*WHAT THIS EXERCISE ASKS*.
#1 In the thread about the missing passenger-side plow light, what had the body shop replaced on the truck after it hit a deer?
#2 Supply the next part of the forum thread on the missing passenger-side plow light, picking up after its final line.

═════ TEXT SEGMENT

# No Passenger Side Plow Light



## scottymo (Nov 28, 2017)

Hook up plow, have drivers side plow light and Both passenger and driver side marker lights. The passenger side light on my truck stays on, does not switch to plow light. 2005 Chevy Silverado, Ultra Mount Western Plow. Help!!!


----------



## kimber750 (Sep 19, 2011)

New install? Bad/damaged harness, bad module, hooked up wrong, someone unplugged harness.


----------



## scottymo (Nov 28, 2017)

original install. Harness is good, hooked up good, and still plugged in. Module maybe? What would I look for and where is it located?


----------



## dieselss (Jan 3, 2008)

Light plug configured wrong maybe 
Flip the connector from A to B or vice vers


----------



## dieselss (Jan 3, 2008)

https://www.plowsite.com/threads/no...50-with-3-plug-mm-2-one-headlight-out.171957/


----------



## Mr.Markus (Jan 7, 2010)

dieselss said:


> https://www.plowsite.com/threads/no...50-with-3-plug-mm-2-one-headlight-out.171957/
> I was wrong in this thread but I'm man enough to have learned from it...


----------



## scottymo (Nov 28, 2017)

So after further investigation, I found these connections on the passenger side of my truck, all unplugged. I put 2 and 2 together and remembered I hit a deer last summer and the body shop replaced passenger side lights on my truck. I'm thinking they unplugged these connections and they were tucked underneath behind the bumper, that's why I never saw them. They all come out of the same harness so I find it hard to believe that they all go into each other. Where do they all go!!??


----------



## Randall Ave (Oct 29, 2014)

They plug into your headlamp bulbs. The headlamp plug ends go into those female connectors. They should only fit one way, look inside the plugs for the alignment slots.


----------



## scottymo (Nov 28, 2017)

Thanks, tried plugging them all in but didn't work. Of course from being shoved behind the bumper for 6 months both male and female connectors are badly, badly corroded. So I'll go get some new connectors and start with that. I will keep you updated, thanks for the replies.


----------



## Randall Ave (Oct 29, 2014)

Your not like around here are ya, I do think I have some of those here. When you replace those ends, use heat shrink ends. And make sure the wire will not pull out of the crimps.


----------



## scottymo (Nov 28, 2017)

══════════
═════ GIVEN RECORDS

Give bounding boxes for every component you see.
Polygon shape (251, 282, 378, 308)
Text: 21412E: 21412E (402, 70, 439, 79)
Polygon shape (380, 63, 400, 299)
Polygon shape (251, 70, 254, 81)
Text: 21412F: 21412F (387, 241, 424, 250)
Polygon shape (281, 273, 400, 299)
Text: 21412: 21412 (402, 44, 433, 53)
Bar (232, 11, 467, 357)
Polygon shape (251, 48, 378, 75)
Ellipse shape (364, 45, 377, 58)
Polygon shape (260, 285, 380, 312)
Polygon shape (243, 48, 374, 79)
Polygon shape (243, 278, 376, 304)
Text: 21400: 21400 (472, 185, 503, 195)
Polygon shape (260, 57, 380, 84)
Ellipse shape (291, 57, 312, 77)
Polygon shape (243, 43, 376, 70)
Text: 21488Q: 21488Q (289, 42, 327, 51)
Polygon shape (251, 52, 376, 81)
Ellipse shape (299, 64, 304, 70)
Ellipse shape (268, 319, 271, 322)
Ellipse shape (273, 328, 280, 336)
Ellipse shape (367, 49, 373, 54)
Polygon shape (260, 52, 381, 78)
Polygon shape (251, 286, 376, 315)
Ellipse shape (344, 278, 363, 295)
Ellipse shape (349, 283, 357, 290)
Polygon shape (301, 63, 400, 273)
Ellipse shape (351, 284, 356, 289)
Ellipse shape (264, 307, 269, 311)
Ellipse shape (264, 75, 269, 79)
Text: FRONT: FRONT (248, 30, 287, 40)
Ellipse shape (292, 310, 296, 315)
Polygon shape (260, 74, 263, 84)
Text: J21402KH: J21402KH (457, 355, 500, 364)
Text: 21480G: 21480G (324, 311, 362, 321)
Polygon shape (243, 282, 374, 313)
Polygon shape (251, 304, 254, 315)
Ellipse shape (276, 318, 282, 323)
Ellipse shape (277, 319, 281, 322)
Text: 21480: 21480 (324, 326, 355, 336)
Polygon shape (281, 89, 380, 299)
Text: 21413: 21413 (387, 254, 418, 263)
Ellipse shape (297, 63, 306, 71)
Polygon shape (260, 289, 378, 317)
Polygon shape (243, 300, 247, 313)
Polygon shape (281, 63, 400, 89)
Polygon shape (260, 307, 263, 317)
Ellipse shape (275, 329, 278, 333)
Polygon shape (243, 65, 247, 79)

══════════
═════ GIVEN RECORDS

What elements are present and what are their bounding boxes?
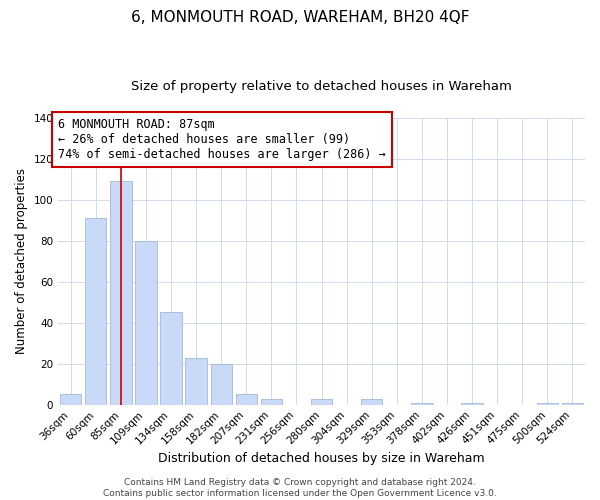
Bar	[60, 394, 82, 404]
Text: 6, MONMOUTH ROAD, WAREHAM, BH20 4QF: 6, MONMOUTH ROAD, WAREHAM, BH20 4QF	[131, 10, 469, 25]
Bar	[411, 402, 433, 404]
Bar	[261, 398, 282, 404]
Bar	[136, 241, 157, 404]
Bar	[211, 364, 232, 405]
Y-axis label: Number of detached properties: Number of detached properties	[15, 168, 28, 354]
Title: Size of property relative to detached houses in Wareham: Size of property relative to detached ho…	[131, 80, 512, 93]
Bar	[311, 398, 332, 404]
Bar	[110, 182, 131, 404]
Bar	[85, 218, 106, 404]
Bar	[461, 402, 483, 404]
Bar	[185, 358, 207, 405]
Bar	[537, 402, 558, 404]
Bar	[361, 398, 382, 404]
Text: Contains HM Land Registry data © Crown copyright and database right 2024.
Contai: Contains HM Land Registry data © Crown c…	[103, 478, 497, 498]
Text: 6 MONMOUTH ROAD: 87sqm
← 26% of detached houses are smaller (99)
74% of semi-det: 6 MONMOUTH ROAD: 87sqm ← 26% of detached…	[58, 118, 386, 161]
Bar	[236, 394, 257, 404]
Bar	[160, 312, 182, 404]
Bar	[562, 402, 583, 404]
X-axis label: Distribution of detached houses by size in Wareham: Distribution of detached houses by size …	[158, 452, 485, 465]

══════════

*RESPONSES TO THE EXERCISE*.
#1 The passenger side lights.

#2
Unfortunately I'm in upstate NY by Rochester but there is a plow dealer about a half hour away. Appreciate your help!


----------



## kimber750 (Sep 19, 2011)

scottymo said:


> Unfortunately I'm in upstate NY by Rochester but there is a plow dealer about a half hour away. Appreciate your help!


You need to unplug the connectors from your truck lights. Take those and plug into the two female connectors in the pic. Take the two male connectors and plug them into your truck lights. You will need to look up which is for high and low beam because I can't remember right now.


----------



## leolkfrm (Mar 11, 2010)

did you stay hooked to the plow to check them after connecting? need to for the module to switch lights


----------



## scottymo (Nov 28, 2017)

Kimber750: I did
leolkfrm: I did

As I said, the connectors are corroded beyond saving so I'm on my way now to get new ones. Will report back once I get them on.


----------



## scottymo (Nov 28, 2017)

OK, so put the new connectors on and everything is plugged in where it is supposed to go. BUT, the headlight on the truck still stays on and it does not switch to the plow light. One good thing is that now I know the connectors work because at least the truck light comes on. Where to next?


----------



## leolkfrm (Mar 11, 2010)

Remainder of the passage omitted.